***** Source material *****
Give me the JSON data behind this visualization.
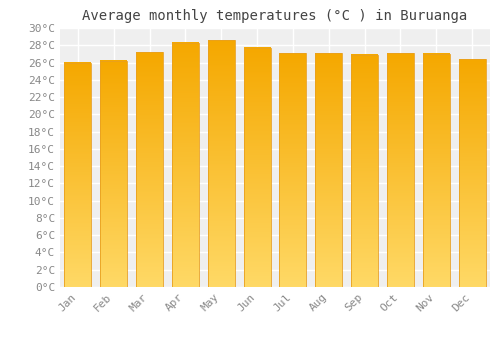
{
  "title": "Average monthly temperatures (°C ) in Buruanga",
  "months": [
    "Jan",
    "Feb",
    "Mar",
    "Apr",
    "May",
    "Jun",
    "Jul",
    "Aug",
    "Sep",
    "Oct",
    "Nov",
    "Dec"
  ],
  "values": [
    26.0,
    26.2,
    27.2,
    28.3,
    28.6,
    27.7,
    27.1,
    27.1,
    26.9,
    27.1,
    27.0,
    26.4
  ],
  "bar_color_top": "#F5A800",
  "bar_color_bottom": "#FFD966",
  "bar_edge_color": "#E8A020",
  "background_color": "#FFFFFF",
  "plot_bg_color": "#EFEFEF",
  "grid_color": "#FFFFFF",
  "ylim": [
    0,
    30
  ],
  "yticks": [
    0,
    2,
    4,
    6,
    8,
    10,
    12,
    14,
    16,
    18,
    20,
    22,
    24,
    26,
    28,
    30
  ],
  "title_fontsize": 10,
  "tick_fontsize": 8,
  "tick_color": "#888888",
  "title_color": "#444444",
  "font_family": "monospace",
  "bar_width": 0.75
}
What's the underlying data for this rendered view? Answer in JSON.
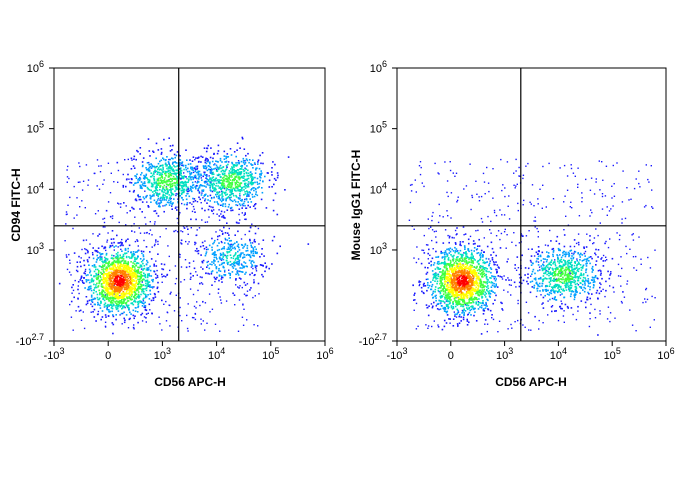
{
  "chart_data": [
    {
      "type": "scatter",
      "plot_style": "flow-cytometry pseudocolor dot plot with quadrant gates",
      "xlabel": "CD56 APC-H",
      "ylabel": "CD94 FITC-H",
      "x_scale": "biexponential",
      "y_scale": "biexponential",
      "x_ticks": [
        "-10^3",
        "0",
        "10^3",
        "10^4",
        "10^5",
        "10^6"
      ],
      "y_ticks": [
        "-10^2.7",
        "10^3",
        "10^4",
        "10^5",
        "10^6"
      ],
      "gate_x": 2000,
      "gate_y": 2500,
      "colormap": [
        "#1a1aff",
        "#00a0ff",
        "#00e0c0",
        "#40ff40",
        "#ffff00",
        "#ff8000",
        "#ff0000"
      ],
      "populations": [
        {
          "x": 200,
          "y": 500,
          "density": "high"
        },
        {
          "x": 1200,
          "y": 14000,
          "density": "medium"
        },
        {
          "x": 18000,
          "y": 14000,
          "density": "medium"
        },
        {
          "x": 18000,
          "y": 900,
          "density": "low"
        }
      ]
    },
    {
      "type": "scatter",
      "plot_style": "flow-cytometry pseudocolor dot plot with quadrant gates",
      "xlabel": "CD56 APC-H",
      "ylabel": "Mouse IgG1 FITC-H",
      "x_scale": "biexponential",
      "y_scale": "biexponential",
      "x_ticks": [
        "-10^3",
        "0",
        "10^3",
        "10^4",
        "10^5",
        "10^6"
      ],
      "y_ticks": [
        "-10^2.7",
        "10^3",
        "10^4",
        "10^5",
        "10^6"
      ],
      "gate_x": 2000,
      "gate_y": 2500,
      "colormap": [
        "#1a1aff",
        "#00a0ff",
        "#00e0c0",
        "#40ff40",
        "#ffff00",
        "#ff8000",
        "#ff0000"
      ],
      "populations": [
        {
          "x": 200,
          "y": 500,
          "density": "high"
        },
        {
          "x": 12000,
          "y": 600,
          "density": "medium"
        }
      ]
    }
  ]
}
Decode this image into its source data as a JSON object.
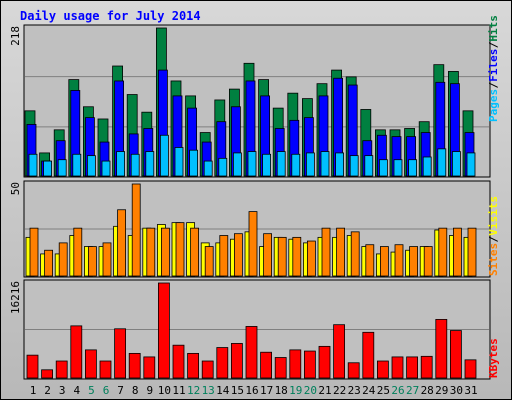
{
  "title": "Daily usage for July 2014",
  "colors": {
    "background": "#C0C0C0",
    "title": "#0000FF",
    "hits": "#008040",
    "files": "#0000FF",
    "pages": "#00C0FF",
    "visits": "#FFFF00",
    "sites": "#FF8000",
    "kbytes": "#FF0000",
    "weekend_label": "#00805C",
    "weekday_label": "#000000",
    "grid": "#808080"
  },
  "chart_data": [
    {
      "type": "bar",
      "name": "hits-files-pages",
      "ymax_label": "218",
      "ylim": [
        0,
        218
      ],
      "legend": [
        "Pages",
        "Files",
        "Hits"
      ],
      "categories": [
        "1",
        "2",
        "3",
        "4",
        "5",
        "6",
        "7",
        "8",
        "9",
        "10",
        "11",
        "12",
        "13",
        "14",
        "15",
        "16",
        "17",
        "18",
        "19",
        "20",
        "21",
        "22",
        "23",
        "24",
        "25",
        "26",
        "27",
        "28",
        "29",
        "30",
        "31"
      ],
      "weekend_days": [
        "5",
        "6",
        "12",
        "13",
        "19",
        "20",
        "26",
        "27"
      ],
      "series": [
        {
          "name": "Hits",
          "values": [
            96,
            34,
            68,
            142,
            102,
            84,
            162,
            120,
            94,
            218,
            140,
            118,
            64,
            112,
            128,
            166,
            142,
            100,
            122,
            114,
            136,
            156,
            146,
            98,
            68,
            68,
            70,
            80,
            164,
            154,
            96
          ]
        },
        {
          "name": "Files",
          "values": [
            76,
            22,
            52,
            126,
            86,
            50,
            140,
            62,
            70,
            156,
            118,
            100,
            50,
            80,
            102,
            140,
            118,
            70,
            82,
            86,
            118,
            144,
            134,
            52,
            60,
            58,
            58,
            64,
            138,
            136,
            64
          ]
        },
        {
          "name": "Pages",
          "values": [
            32,
            22,
            24,
            32,
            30,
            22,
            36,
            32,
            36,
            60,
            42,
            38,
            22,
            26,
            34,
            36,
            32,
            36,
            32,
            34,
            36,
            34,
            30,
            30,
            24,
            24,
            24,
            28,
            40,
            36,
            34
          ]
        }
      ]
    },
    {
      "type": "bar",
      "name": "visits-sites",
      "ymax_label": "50",
      "ylim": [
        0,
        50
      ],
      "legend": [
        "Sites",
        "Visits"
      ],
      "categories": [
        "1",
        "2",
        "3",
        "4",
        "5",
        "6",
        "7",
        "8",
        "9",
        "10",
        "11",
        "12",
        "13",
        "14",
        "15",
        "16",
        "17",
        "18",
        "19",
        "20",
        "21",
        "22",
        "23",
        "24",
        "25",
        "26",
        "27",
        "28",
        "29",
        "30",
        "31"
      ],
      "series": [
        {
          "name": "Visits",
          "values": [
            21,
            12,
            12,
            22,
            16,
            16,
            27,
            22,
            26,
            28,
            29,
            29,
            18,
            18,
            20,
            24,
            16,
            21,
            20,
            18,
            21,
            21,
            22,
            16,
            12,
            13,
            14,
            16,
            25,
            22,
            21
          ]
        },
        {
          "name": "Sites",
          "values": [
            26,
            14,
            18,
            26,
            16,
            18,
            36,
            50,
            26,
            26,
            29,
            26,
            16,
            22,
            23,
            35,
            23,
            21,
            21,
            19,
            26,
            26,
            24,
            17,
            16,
            17,
            16,
            16,
            26,
            26,
            26
          ]
        }
      ]
    },
    {
      "type": "bar",
      "name": "kbytes",
      "ymax_label": "16216",
      "ylim": [
        0,
        16216
      ],
      "legend": [
        "KBytes"
      ],
      "categories": [
        "1",
        "2",
        "3",
        "4",
        "5",
        "6",
        "7",
        "8",
        "9",
        "10",
        "11",
        "12",
        "13",
        "14",
        "15",
        "16",
        "17",
        "18",
        "19",
        "20",
        "21",
        "22",
        "23",
        "24",
        "25",
        "26",
        "27",
        "28",
        "29",
        "30",
        "31"
      ],
      "series": [
        {
          "name": "KBytes",
          "values": [
            3900,
            1400,
            2900,
            8900,
            4800,
            2900,
            8400,
            4200,
            3600,
            16216,
            5600,
            4200,
            2900,
            5200,
            5900,
            8800,
            4400,
            3500,
            4800,
            4600,
            5400,
            9100,
            2600,
            7800,
            2900,
            3600,
            3600,
            3700,
            10000,
            8100,
            3100
          ]
        }
      ]
    }
  ]
}
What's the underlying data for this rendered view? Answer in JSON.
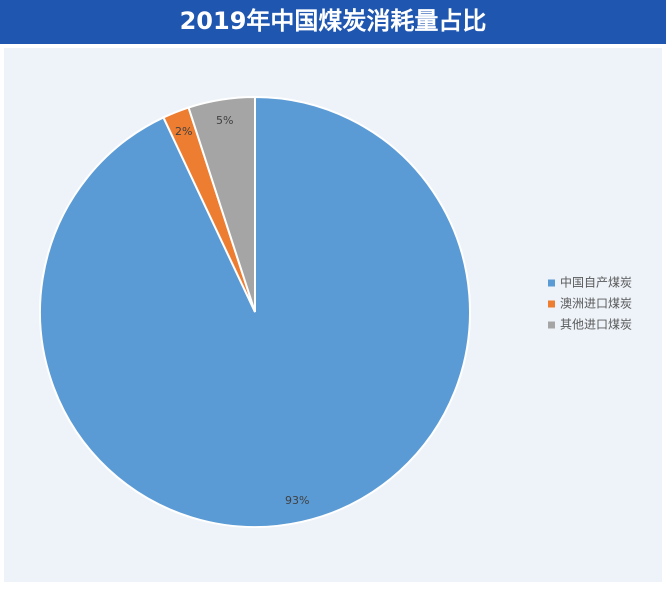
{
  "chart_data": {
    "type": "pie",
    "title": "2019年中国煤炭消耗量占比",
    "categories": [
      "中国自产煤炭",
      "澳洲进口煤炭",
      "其他进口煤炭"
    ],
    "values": [
      93,
      2,
      5
    ],
    "value_labels": [
      "93%",
      "2%",
      "5%"
    ],
    "colors": [
      "#5b9bd5",
      "#ed7d31",
      "#a5a5a5"
    ],
    "legend": "right"
  }
}
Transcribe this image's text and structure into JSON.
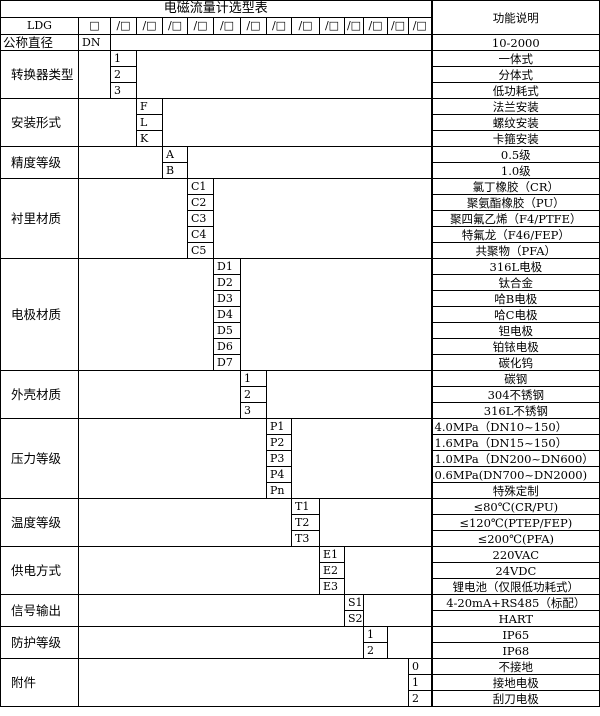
{
  "title": "电磁流量计选型表",
  "function_header": "功能说明",
  "model_row": {
    "prefix": "LDG",
    "slots": [
      "□",
      "/□",
      "/□",
      "/□",
      "/□",
      "/□",
      "/□",
      "/□",
      "/□",
      "/□",
      "/□",
      "/□",
      "/□",
      "/□"
    ]
  },
  "nominal": {
    "label": "公称直径",
    "code": "DN",
    "desc": "10-2000"
  },
  "groups": [
    {
      "label": "转换器类型",
      "col": 2,
      "items": [
        {
          "code": "1",
          "desc": "一体式"
        },
        {
          "code": "2",
          "desc": "分体式"
        },
        {
          "code": "3",
          "desc": "低功耗式"
        }
      ]
    },
    {
      "label": "安装形式",
      "col": 3,
      "items": [
        {
          "code": "F",
          "desc": "法兰安装"
        },
        {
          "code": "L",
          "desc": "螺纹安装"
        },
        {
          "code": "K",
          "desc": "卡箍安装"
        }
      ]
    },
    {
      "label": "精度等级",
      "col": 4,
      "items": [
        {
          "code": "A",
          "desc": "0.5级"
        },
        {
          "code": "B",
          "desc": "1.0级"
        }
      ]
    },
    {
      "label": "衬里材质",
      "col": 5,
      "items": [
        {
          "code": "C1",
          "desc": "氯丁橡胶（CR）"
        },
        {
          "code": "C2",
          "desc": "聚氨酯橡胶（PU）"
        },
        {
          "code": "C3",
          "desc": "聚四氟乙烯（F4/PTFE）"
        },
        {
          "code": "C4",
          "desc": "特氟龙（F46/FEP）"
        },
        {
          "code": "C5",
          "desc": "共聚物（PFA）"
        }
      ]
    },
    {
      "label": "电极材质",
      "col": 6,
      "items": [
        {
          "code": "D1",
          "desc": "316L电极"
        },
        {
          "code": "D2",
          "desc": "钛合金"
        },
        {
          "code": "D3",
          "desc": "哈B电极"
        },
        {
          "code": "D4",
          "desc": "哈C电极"
        },
        {
          "code": "D5",
          "desc": "钽电极"
        },
        {
          "code": "D6",
          "desc": "铂铱电极"
        },
        {
          "code": "D7",
          "desc": "碳化钨"
        }
      ]
    },
    {
      "label": "外壳材质",
      "col": 7,
      "items": [
        {
          "code": "1",
          "desc": "碳钢"
        },
        {
          "code": "2",
          "desc": "304不锈钢"
        },
        {
          "code": "3",
          "desc": "316L不锈钢"
        }
      ]
    },
    {
      "label": "压力等级",
      "col": 8,
      "items": [
        {
          "code": "P1",
          "desc": "4.0MPa（DN10~150）",
          "left": true
        },
        {
          "code": "P2",
          "desc": "1.6MPa（DN15~150）",
          "left": true
        },
        {
          "code": "P3",
          "desc": "1.0MPa（DN200~DN600）",
          "left": true
        },
        {
          "code": "P4",
          "desc": "0.6MPa(DN700~DN2000)",
          "left": true
        },
        {
          "code": "Pn",
          "desc": "特殊定制"
        }
      ]
    },
    {
      "label": "温度等级",
      "col": 9,
      "items": [
        {
          "code": "T1",
          "desc": "≤80℃(CR/PU)"
        },
        {
          "code": "T2",
          "desc": "≤120℃(PTEP/FEP)"
        },
        {
          "code": "T3",
          "desc": "≤200℃(PFA)"
        }
      ]
    },
    {
      "label": "供电方式",
      "col": 10,
      "items": [
        {
          "code": "E1",
          "desc": "220VAC"
        },
        {
          "code": "E2",
          "desc": "24VDC"
        },
        {
          "code": "E3",
          "desc": "锂电池（仅限低功耗式）"
        }
      ]
    },
    {
      "label": "信号输出",
      "col": 11,
      "items": [
        {
          "code": "S1",
          "desc": "4-20mA+RS485（标配）"
        },
        {
          "code": "S2",
          "desc": "HART"
        }
      ]
    },
    {
      "label": "防护等级",
      "col": 12,
      "items": [
        {
          "code": "1",
          "desc": "IP65"
        },
        {
          "code": "2",
          "desc": "IP68"
        }
      ]
    },
    {
      "label": "附件",
      "col": 14,
      "items": [
        {
          "code": "0",
          "desc": "不接地"
        },
        {
          "code": "1",
          "desc": "接地电极"
        },
        {
          "code": "2",
          "desc": "刮刀电极"
        }
      ]
    }
  ]
}
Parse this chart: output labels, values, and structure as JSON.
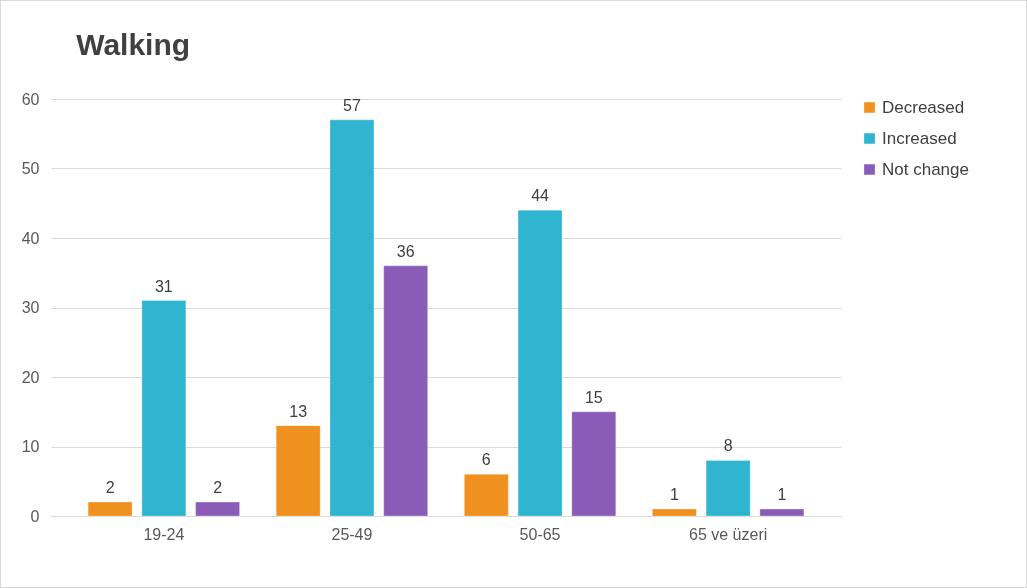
{
  "chart_data": {
    "type": "bar",
    "title": "Walking",
    "categories": [
      "19-24",
      "25-49",
      "50-65",
      "65 ve üzeri"
    ],
    "series": [
      {
        "name": "Decreased",
        "color": "#f0901e",
        "values": [
          2,
          13,
          6,
          1
        ]
      },
      {
        "name": "Increased",
        "color": "#2fb5cf",
        "values": [
          31,
          57,
          44,
          8
        ]
      },
      {
        "name": "Not change",
        "color": "#8a5cb8",
        "values": [
          2,
          36,
          15,
          1
        ]
      }
    ],
    "ylim": [
      0,
      60
    ],
    "yticks": [
      0,
      10,
      20,
      30,
      40,
      50,
      60
    ],
    "grid": "y",
    "legend": "right",
    "data_labels": true
  }
}
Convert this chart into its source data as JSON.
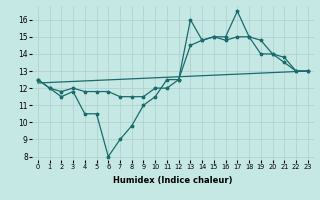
{
  "xlabel": "Humidex (Indice chaleur)",
  "background_color": "#c5e8e5",
  "grid_color": "#b0cccc",
  "line_color": "#1a6b6b",
  "xlim": [
    -0.5,
    23.5
  ],
  "ylim": [
    7.8,
    16.8
  ],
  "yticks": [
    8,
    9,
    10,
    11,
    12,
    13,
    14,
    15,
    16
  ],
  "xticks": [
    0,
    1,
    2,
    3,
    4,
    5,
    6,
    7,
    8,
    9,
    10,
    11,
    12,
    13,
    14,
    15,
    16,
    17,
    18,
    19,
    20,
    21,
    22,
    23
  ],
  "line1_x": [
    0,
    1,
    2,
    3,
    4,
    5,
    6,
    7,
    8,
    9,
    10,
    11,
    12,
    13,
    14,
    15,
    16,
    17,
    18,
    19,
    20,
    21,
    22,
    23
  ],
  "line1_y": [
    12.5,
    12.0,
    11.5,
    11.8,
    10.5,
    10.5,
    8.0,
    9.0,
    9.8,
    11.0,
    11.5,
    12.5,
    12.5,
    16.0,
    14.8,
    15.0,
    15.0,
    16.5,
    15.0,
    14.0,
    14.0,
    13.5,
    13.0,
    13.0
  ],
  "line2_x": [
    0,
    1,
    2,
    3,
    4,
    5,
    6,
    7,
    8,
    9,
    10,
    11,
    12,
    13,
    14,
    15,
    16,
    17,
    18,
    19,
    20,
    21,
    22,
    23
  ],
  "line2_y": [
    12.5,
    12.0,
    11.8,
    12.0,
    11.8,
    11.8,
    11.8,
    11.5,
    11.5,
    11.5,
    12.0,
    12.0,
    12.5,
    14.5,
    14.8,
    15.0,
    14.8,
    15.0,
    15.0,
    14.8,
    14.0,
    13.8,
    13.0,
    13.0
  ],
  "line3_x": [
    0,
    23
  ],
  "line3_y": [
    12.3,
    13.0
  ]
}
*****
*Exercise prompt*:
Exactly how many lines contain "ylabel"? State the number and nothing else.

*Final result*:
2